◆ TASK REQUIREMENTS:
Copy all of the material exactly. Pictures are not to appear in the copy.
= = = = =
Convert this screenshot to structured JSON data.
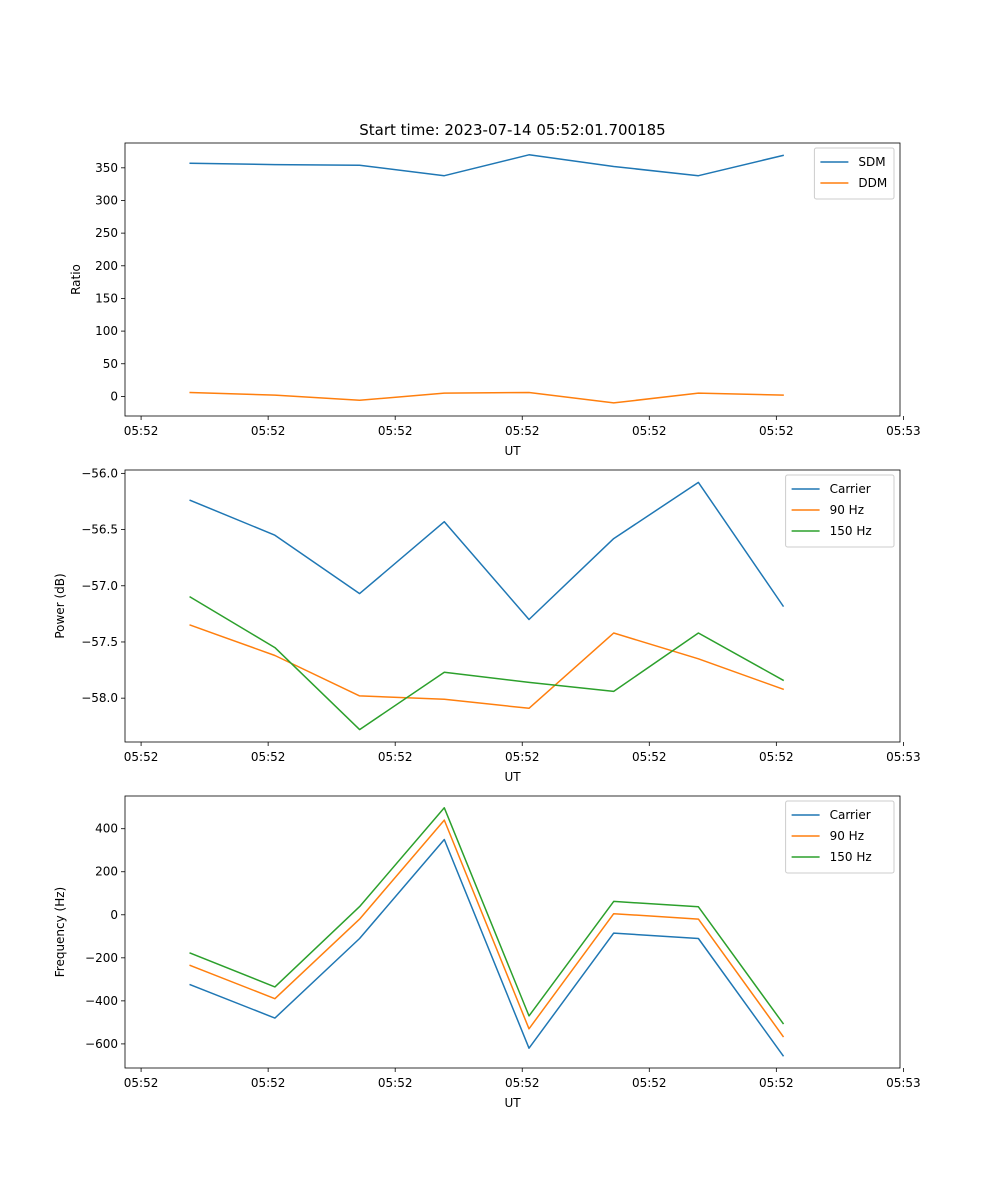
{
  "chart_data": [
    {
      "type": "line",
      "title": "Start time: 2023-07-14 05:52:01.700185",
      "xlabel": "UT",
      "ylabel": "Ratio",
      "ylim": [
        -30,
        388
      ],
      "yticks": [
        0,
        50,
        100,
        150,
        200,
        250,
        300,
        350
      ],
      "yticklabels": [
        "0",
        "50",
        "100",
        "150",
        "200",
        "250",
        "300",
        "350"
      ],
      "xlim": [
        -0.77,
        8.38
      ],
      "xticks": [
        -0.58,
        0.92,
        2.42,
        3.92,
        5.42,
        6.92,
        8.42
      ],
      "xticklabels": [
        "05:52",
        "05:52",
        "05:52",
        "05:52",
        "05:52",
        "05:52",
        "05:53"
      ],
      "x": [
        0,
        1,
        2,
        3,
        4,
        5,
        6,
        7
      ],
      "legend_location": "upper right",
      "series": [
        {
          "name": "SDM",
          "color": "#1f77b4",
          "values": [
            357,
            355,
            354,
            338,
            370,
            352,
            338,
            369
          ]
        },
        {
          "name": "DDM",
          "color": "#ff7f0e",
          "values": [
            6,
            2,
            -6,
            5,
            6,
            -10,
            5,
            2
          ]
        }
      ]
    },
    {
      "type": "line",
      "title": "",
      "xlabel": "UT",
      "ylabel": "Power (dB)",
      "ylim": [
        -58.39,
        -55.97
      ],
      "yticks": [
        -58.0,
        -57.5,
        -57.0,
        -56.5,
        -56.0
      ],
      "yticklabels": [
        "−58.0",
        "−57.5",
        "−57.0",
        "−56.5",
        "−56.0"
      ],
      "xlim": [
        -0.77,
        8.38
      ],
      "xticks": [
        -0.58,
        0.92,
        2.42,
        3.92,
        5.42,
        6.92,
        8.42
      ],
      "xticklabels": [
        "05:52",
        "05:52",
        "05:52",
        "05:52",
        "05:52",
        "05:52",
        "05:53"
      ],
      "x": [
        0,
        1,
        2,
        3,
        4,
        5,
        6,
        7
      ],
      "legend_location": "upper right",
      "series": [
        {
          "name": "Carrier",
          "color": "#1f77b4",
          "values": [
            -56.24,
            -56.55,
            -57.07,
            -56.43,
            -57.3,
            -56.58,
            -56.08,
            -57.18
          ]
        },
        {
          "name": "90 Hz",
          "color": "#ff7f0e",
          "values": [
            -57.35,
            -57.62,
            -57.98,
            -58.01,
            -58.09,
            -57.42,
            -57.65,
            -57.92
          ]
        },
        {
          "name": "150 Hz",
          "color": "#2ca02c",
          "values": [
            -57.1,
            -57.55,
            -58.28,
            -57.77,
            -57.86,
            -57.94,
            -57.42,
            -57.84
          ]
        }
      ]
    },
    {
      "type": "line",
      "title": "",
      "xlabel": "UT",
      "ylabel": "Frequency (Hz)",
      "ylim": [
        -712,
        552
      ],
      "yticks": [
        -600,
        -400,
        -200,
        0,
        200,
        400
      ],
      "yticklabels": [
        "−600",
        "−400",
        "−200",
        "0",
        "200",
        "400"
      ],
      "xlim": [
        -0.77,
        8.38
      ],
      "xticks": [
        -0.58,
        0.92,
        2.42,
        3.92,
        5.42,
        6.92,
        8.42
      ],
      "xticklabels": [
        "05:52",
        "05:52",
        "05:52",
        "05:52",
        "05:52",
        "05:52",
        "05:53"
      ],
      "x": [
        0,
        1,
        2,
        3,
        4,
        5,
        6,
        7
      ],
      "legend_location": "upper right",
      "series": [
        {
          "name": "Carrier",
          "color": "#1f77b4",
          "values": [
            -325,
            -480,
            -110,
            350,
            -620,
            -85,
            -110,
            -655
          ]
        },
        {
          "name": "90 Hz",
          "color": "#ff7f0e",
          "values": [
            -235,
            -390,
            -20,
            440,
            -530,
            5,
            -20,
            -565
          ]
        },
        {
          "name": "150 Hz",
          "color": "#2ca02c",
          "values": [
            -178,
            -335,
            38,
            497,
            -470,
            62,
            37,
            -505
          ]
        }
      ]
    }
  ]
}
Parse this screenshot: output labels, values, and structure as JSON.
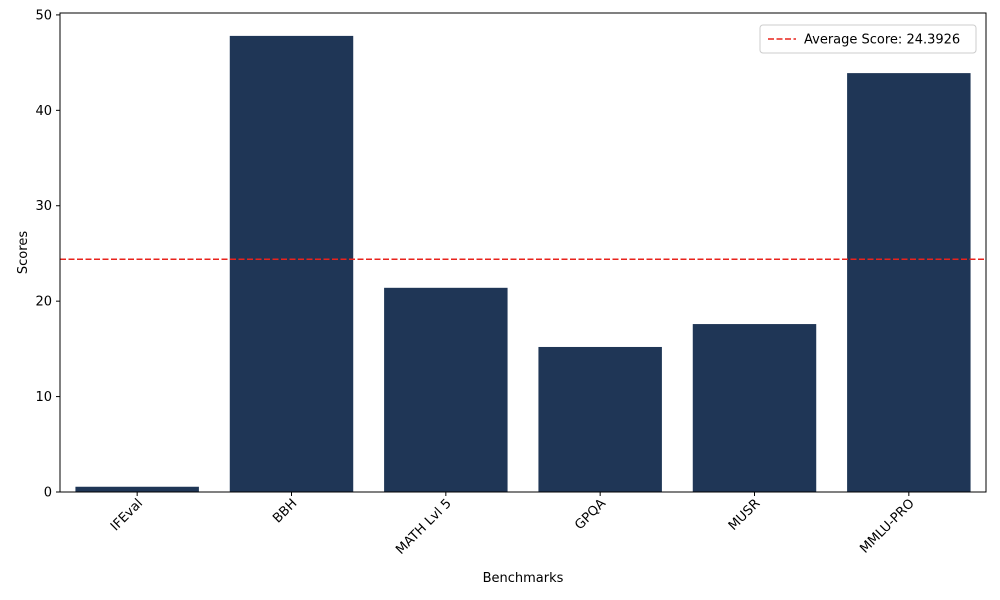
{
  "chart_data": {
    "type": "bar",
    "categories": [
      "IFEval",
      "BBH",
      "MATH Lvl 5",
      "GPQA",
      "MUSR",
      "MMLU-PRO"
    ],
    "values": [
      0.55,
      47.8,
      21.4,
      15.2,
      17.6,
      43.9
    ],
    "title": "",
    "xlabel": "Benchmarks",
    "ylabel": "Scores",
    "ylim": [
      0,
      50.2
    ],
    "yticks": [
      0,
      10,
      20,
      30,
      40,
      50
    ],
    "bar_color": "#1f3656",
    "grid": false,
    "reference_line": {
      "value": 24.3926,
      "label": "Average Score: 24.3926",
      "color": "#e8231c",
      "style": "dashed"
    },
    "legend_position": "top-right",
    "xtick_rotation": 45
  }
}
= = = = =
◆ TASK OUTPUT:
Convert this screenshot to structured JSON data.
{
  "chart_data": [
    {
      "type": "line",
      "title": "Start time: 2023-07-14 05:52:01.700185",
      "xlabel": "UT",
      "ylabel": "Ratio",
      "ylim": [
        -30,
        388
      ],
      "yticks": [
        0,
        50,
        100,
        150,
        200,
        250,
        300,
        350
      ],
      "yticklabels": [
        "0",
        "50",
        "100",
        "150",
        "200",
        "250",
        "300",
        "350"
      ],
      "xlim": [
        -0.77,
        8.38
      ],
      "xticks": [
        -0.58,
        0.92,
        2.42,
        3.92,
        5.42,
        6.92,
        8.42
      ],
      "xticklabels": [
        "05:52",
        "05:52",
        "05:52",
        "05:52",
        "05:52",
        "05:52",
        "05:53"
      ],
      "x": [
        0,
        1,
        2,
        3,
        4,
        5,
        6,
        7
      ],
      "legend_location": "upper right",
      "series": [
        {
          "name": "SDM",
          "color": "#1f77b4",
          "values": [
            357,
            355,
            354,
            338,
            370,
            352,
            338,
            369
          ]
        },
        {
          "name": "DDM",
          "color": "#ff7f0e",
          "values": [
            6,
            2,
            -6,
            5,
            6,
            -10,
            5,
            2
          ]
        }
      ]
    },
    {
      "type": "line",
      "title": "",
      "xlabel": "UT",
      "ylabel": "Power (dB)",
      "ylim": [
        -58.39,
        -55.97
      ],
      "yticks": [
        -58.0,
        -57.5,
        -57.0,
        -56.5,
        -56.0
      ],
      "yticklabels": [
        "−58.0",
        "−57.5",
        "−57.0",
        "−56.5",
        "−56.0"
      ],
      "xlim": [
        -0.77,
        8.38
      ],
      "xticks": [
        -0.58,
        0.92,
        2.42,
        3.92,
        5.42,
        6.92,
        8.42
      ],
      "xticklabels": [
        "05:52",
        "05:52",
        "05:52",
        "05:52",
        "05:52",
        "05:52",
        "05:53"
      ],
      "x": [
        0,
        1,
        2,
        3,
        4,
        5,
        6,
        7
      ],
      "legend_location": "upper right",
      "series": [
        {
          "name": "Carrier",
          "color": "#1f77b4",
          "values": [
            -56.24,
            -56.55,
            -57.07,
            -56.43,
            -57.3,
            -56.58,
            -56.08,
            -57.18
          ]
        },
        {
          "name": "90 Hz",
          "color": "#ff7f0e",
          "values": [
            -57.35,
            -57.62,
            -57.98,
            -58.01,
            -58.09,
            -57.42,
            -57.65,
            -57.92
          ]
        },
        {
          "name": "150 Hz",
          "color": "#2ca02c",
          "values": [
            -57.1,
            -57.55,
            -58.28,
            -57.77,
            -57.86,
            -57.94,
            -57.42,
            -57.84
          ]
        }
      ]
    },
    {
      "type": "line",
      "title": "",
      "xlabel": "UT",
      "ylabel": "Frequency (Hz)",
      "ylim": [
        -712,
        552
      ],
      "yticks": [
        -600,
        -400,
        -200,
        0,
        200,
        400
      ],
      "yticklabels": [
        "−600",
        "−400",
        "−200",
        "0",
        "200",
        "400"
      ],
      "xlim": [
        -0.77,
        8.38
      ],
      "xticks": [
        -0.58,
        0.92,
        2.42,
        3.92,
        5.42,
        6.92,
        8.42
      ],
      "xticklabels": [
        "05:52",
        "05:52",
        "05:52",
        "05:52",
        "05:52",
        "05:52",
        "05:53"
      ],
      "x": [
        0,
        1,
        2,
        3,
        4,
        5,
        6,
        7
      ],
      "legend_location": "upper right",
      "series": [
        {
          "name": "Carrier",
          "color": "#1f77b4",
          "values": [
            -325,
            -480,
            -110,
            350,
            -620,
            -85,
            -110,
            -655
          ]
        },
        {
          "name": "90 Hz",
          "color": "#ff7f0e",
          "values": [
            -235,
            -390,
            -20,
            440,
            -530,
            5,
            -20,
            -565
          ]
        },
        {
          "name": "150 Hz",
          "color": "#2ca02c",
          "values": [
            -178,
            -335,
            38,
            497,
            -470,
            62,
            37,
            -505
          ]
        }
      ]
    }
  ]
}
Parse this screenshot: output labels, values, and structure as JSON.
{
  "chart_data": {
    "type": "bar",
    "categories": [
      "IFEval",
      "BBH",
      "MATH Lvl 5",
      "GPQA",
      "MUSR",
      "MMLU-PRO"
    ],
    "values": [
      0.55,
      47.8,
      21.4,
      15.2,
      17.6,
      43.9
    ],
    "title": "",
    "xlabel": "Benchmarks",
    "ylabel": "Scores",
    "ylim": [
      0,
      50.2
    ],
    "yticks": [
      0,
      10,
      20,
      30,
      40,
      50
    ],
    "bar_color": "#1f3656",
    "grid": false,
    "reference_line": {
      "value": 24.3926,
      "label": "Average Score: 24.3926",
      "color": "#e8231c",
      "style": "dashed"
    },
    "legend_position": "top-right",
    "xtick_rotation": 45
  }
}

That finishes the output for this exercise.